Written instruction: Everything from the line containing "Transcribe the text in this document." through the last line of the records must be returned verbatim, and nothing outside that range.

Begin Input data

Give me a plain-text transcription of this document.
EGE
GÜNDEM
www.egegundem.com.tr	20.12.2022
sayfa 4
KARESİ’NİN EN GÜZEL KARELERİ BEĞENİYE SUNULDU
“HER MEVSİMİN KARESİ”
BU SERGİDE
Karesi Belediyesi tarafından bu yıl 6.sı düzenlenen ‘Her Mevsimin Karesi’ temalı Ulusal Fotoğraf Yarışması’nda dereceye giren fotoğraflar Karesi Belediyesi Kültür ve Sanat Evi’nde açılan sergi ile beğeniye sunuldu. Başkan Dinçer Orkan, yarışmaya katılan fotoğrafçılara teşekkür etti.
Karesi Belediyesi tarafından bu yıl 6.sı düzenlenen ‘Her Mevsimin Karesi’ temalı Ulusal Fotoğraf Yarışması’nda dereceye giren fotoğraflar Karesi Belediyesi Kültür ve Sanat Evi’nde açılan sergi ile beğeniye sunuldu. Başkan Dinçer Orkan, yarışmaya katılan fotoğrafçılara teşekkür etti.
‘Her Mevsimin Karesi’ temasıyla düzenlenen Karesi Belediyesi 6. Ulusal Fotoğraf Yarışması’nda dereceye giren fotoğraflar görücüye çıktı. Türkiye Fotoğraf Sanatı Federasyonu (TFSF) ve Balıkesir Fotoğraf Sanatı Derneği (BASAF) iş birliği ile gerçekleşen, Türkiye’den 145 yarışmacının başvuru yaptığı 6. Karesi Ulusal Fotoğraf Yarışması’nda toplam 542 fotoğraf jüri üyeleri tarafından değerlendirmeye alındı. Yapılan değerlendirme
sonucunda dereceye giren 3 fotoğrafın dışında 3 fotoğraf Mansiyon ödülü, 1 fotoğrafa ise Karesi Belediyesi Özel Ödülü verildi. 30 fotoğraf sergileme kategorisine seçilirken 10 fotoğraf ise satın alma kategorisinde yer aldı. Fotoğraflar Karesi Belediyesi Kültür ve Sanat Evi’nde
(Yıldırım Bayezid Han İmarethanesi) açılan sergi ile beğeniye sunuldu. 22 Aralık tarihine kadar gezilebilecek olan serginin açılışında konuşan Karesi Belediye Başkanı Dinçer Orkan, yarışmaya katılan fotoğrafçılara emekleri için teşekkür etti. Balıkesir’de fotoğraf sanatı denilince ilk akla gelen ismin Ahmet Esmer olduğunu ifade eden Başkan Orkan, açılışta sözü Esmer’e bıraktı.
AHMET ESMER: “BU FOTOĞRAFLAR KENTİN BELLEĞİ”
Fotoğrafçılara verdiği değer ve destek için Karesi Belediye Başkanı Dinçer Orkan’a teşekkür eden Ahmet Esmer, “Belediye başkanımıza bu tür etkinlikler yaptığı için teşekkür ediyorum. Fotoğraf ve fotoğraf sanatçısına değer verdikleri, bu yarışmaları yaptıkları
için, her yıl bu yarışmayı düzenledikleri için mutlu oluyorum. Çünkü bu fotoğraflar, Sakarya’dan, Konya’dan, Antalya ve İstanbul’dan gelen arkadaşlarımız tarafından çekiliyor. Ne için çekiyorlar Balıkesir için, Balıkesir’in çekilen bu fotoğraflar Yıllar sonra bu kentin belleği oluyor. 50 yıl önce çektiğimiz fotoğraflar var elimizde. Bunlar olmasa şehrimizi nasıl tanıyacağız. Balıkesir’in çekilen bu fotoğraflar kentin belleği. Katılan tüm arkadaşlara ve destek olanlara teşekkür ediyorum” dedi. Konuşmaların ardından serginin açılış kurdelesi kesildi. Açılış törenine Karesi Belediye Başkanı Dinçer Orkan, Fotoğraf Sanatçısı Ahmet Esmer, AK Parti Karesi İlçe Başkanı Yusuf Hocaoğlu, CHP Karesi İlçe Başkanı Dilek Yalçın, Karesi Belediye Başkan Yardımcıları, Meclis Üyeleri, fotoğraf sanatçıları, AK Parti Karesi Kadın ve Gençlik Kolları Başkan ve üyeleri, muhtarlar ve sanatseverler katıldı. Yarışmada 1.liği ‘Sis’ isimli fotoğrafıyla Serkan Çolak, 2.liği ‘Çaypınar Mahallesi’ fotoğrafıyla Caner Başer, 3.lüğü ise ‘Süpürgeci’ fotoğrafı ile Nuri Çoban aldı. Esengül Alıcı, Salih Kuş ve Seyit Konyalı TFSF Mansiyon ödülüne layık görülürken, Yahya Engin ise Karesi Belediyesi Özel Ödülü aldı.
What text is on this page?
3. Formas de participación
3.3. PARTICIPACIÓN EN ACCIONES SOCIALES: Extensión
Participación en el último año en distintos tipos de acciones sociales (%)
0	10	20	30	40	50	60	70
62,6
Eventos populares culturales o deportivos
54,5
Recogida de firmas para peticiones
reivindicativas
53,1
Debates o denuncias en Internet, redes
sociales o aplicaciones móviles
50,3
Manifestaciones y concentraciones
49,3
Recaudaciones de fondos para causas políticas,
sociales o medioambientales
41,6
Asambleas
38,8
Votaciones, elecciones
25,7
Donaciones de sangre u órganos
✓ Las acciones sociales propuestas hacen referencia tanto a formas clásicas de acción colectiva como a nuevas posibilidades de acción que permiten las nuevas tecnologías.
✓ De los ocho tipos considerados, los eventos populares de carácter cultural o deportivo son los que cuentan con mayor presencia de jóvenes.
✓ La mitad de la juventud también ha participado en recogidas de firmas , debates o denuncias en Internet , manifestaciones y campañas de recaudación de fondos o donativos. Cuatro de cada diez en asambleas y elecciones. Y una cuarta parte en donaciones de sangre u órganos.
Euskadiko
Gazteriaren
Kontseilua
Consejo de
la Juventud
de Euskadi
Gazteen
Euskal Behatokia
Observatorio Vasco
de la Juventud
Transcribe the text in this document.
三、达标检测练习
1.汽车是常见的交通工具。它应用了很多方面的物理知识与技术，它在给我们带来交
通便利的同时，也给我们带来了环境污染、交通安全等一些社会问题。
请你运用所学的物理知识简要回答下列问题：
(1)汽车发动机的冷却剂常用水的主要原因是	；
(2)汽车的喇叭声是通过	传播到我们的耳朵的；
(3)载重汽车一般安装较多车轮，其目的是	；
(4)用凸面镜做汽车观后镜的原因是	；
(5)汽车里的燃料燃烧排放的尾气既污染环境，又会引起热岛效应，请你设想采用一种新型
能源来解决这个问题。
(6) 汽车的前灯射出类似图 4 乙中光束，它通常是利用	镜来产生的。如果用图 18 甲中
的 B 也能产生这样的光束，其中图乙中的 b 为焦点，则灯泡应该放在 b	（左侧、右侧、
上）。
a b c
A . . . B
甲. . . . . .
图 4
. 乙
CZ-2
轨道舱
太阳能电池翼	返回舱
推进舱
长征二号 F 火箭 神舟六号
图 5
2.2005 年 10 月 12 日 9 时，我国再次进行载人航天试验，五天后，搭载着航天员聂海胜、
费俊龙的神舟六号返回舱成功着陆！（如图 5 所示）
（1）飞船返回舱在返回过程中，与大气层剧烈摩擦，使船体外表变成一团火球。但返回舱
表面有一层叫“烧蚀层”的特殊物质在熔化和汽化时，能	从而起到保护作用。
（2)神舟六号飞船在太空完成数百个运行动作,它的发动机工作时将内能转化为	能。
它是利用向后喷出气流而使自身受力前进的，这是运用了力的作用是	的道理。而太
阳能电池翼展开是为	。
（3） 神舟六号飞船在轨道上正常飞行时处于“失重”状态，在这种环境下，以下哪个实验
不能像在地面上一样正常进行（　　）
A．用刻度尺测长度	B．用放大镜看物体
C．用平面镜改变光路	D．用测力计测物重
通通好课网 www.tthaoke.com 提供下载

End Input data

Worked solution:
Transcribe the text in this document.
三、达标检测练习
1.汽车是常见的交通工具。它应用了很多方面的物理知识与技术，它在给我们带来交
通便利的同时，也给我们带来了环境污染、交通安全等一些社会问题。
请你运用所学的物理知识简要回答下列问题：
(1)汽车发动机的冷却剂常用水的主要原因是	；
(2)汽车的喇叭声是通过	传播到我们的耳朵的；
(3)载重汽车一般安装较多车轮，其目的是	；
(4)用凸面镜做汽车观后镜的原因是	；
(5)汽车里的燃料燃烧排放的尾气既污染环境，又会引起热岛效应，请你设想采用一种新型
能源来解决这个问题。
(6) 汽车的前灯射出类似图 4 乙中光束，它通常是利用	镜来产生的。如果用图 18 甲中
的 B 也能产生这样的光束，其中图乙中的 b 为焦点，则灯泡应该放在 b	（左侧、右侧、
上）。
a b c
A . . . B
甲. . . . . .
图 4
. 乙
CZ-2
轨道舱
太阳能电池翼	返回舱
推进舱
长征二号 F 火箭 神舟六号
图 5
2.2005 年 10 月 12 日 9 时，我国再次进行载人航天试验，五天后，搭载着航天员聂海胜、
费俊龙的神舟六号返回舱成功着陆！（如图 5 所示）
（1）飞船返回舱在返回过程中，与大气层剧烈摩擦，使船体外表变成一团火球。但返回舱
表面有一层叫“烧蚀层”的特殊物质在熔化和汽化时，能	从而起到保护作用。
（2)神舟六号飞船在太空完成数百个运行动作,它的发动机工作时将内能转化为	能。
它是利用向后喷出气流而使自身受力前进的，这是运用了力的作用是	的道理。而太
阳能电池翼展开是为	。
（3） 神舟六号飞船在轨道上正常飞行时处于“失重”状态，在这种环境下，以下哪个实验
不能像在地面上一样正常进行（　　）
A．用刻度尺测长度	B．用放大镜看物体
C．用平面镜改变光路	D．用测力计测物重
通通好课网 www.tthaoke.com 提供下载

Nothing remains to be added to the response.